%%
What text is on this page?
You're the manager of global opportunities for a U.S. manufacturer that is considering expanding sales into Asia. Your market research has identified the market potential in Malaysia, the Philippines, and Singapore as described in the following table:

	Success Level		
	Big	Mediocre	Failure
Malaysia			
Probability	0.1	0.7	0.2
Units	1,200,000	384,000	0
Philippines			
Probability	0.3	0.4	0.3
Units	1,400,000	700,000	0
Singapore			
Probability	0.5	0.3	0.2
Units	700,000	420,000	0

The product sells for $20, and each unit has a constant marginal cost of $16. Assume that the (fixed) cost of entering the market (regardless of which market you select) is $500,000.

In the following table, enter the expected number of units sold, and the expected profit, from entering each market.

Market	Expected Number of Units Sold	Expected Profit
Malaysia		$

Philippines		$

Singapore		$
%%
### What is needed
Keep only the lines that hold the string "Probability", and copy them out.

### Result below
Probability	0.1	0.7	0.2
Probability	0.3	0.4	0.3
Probability	0.5	0.3	0.2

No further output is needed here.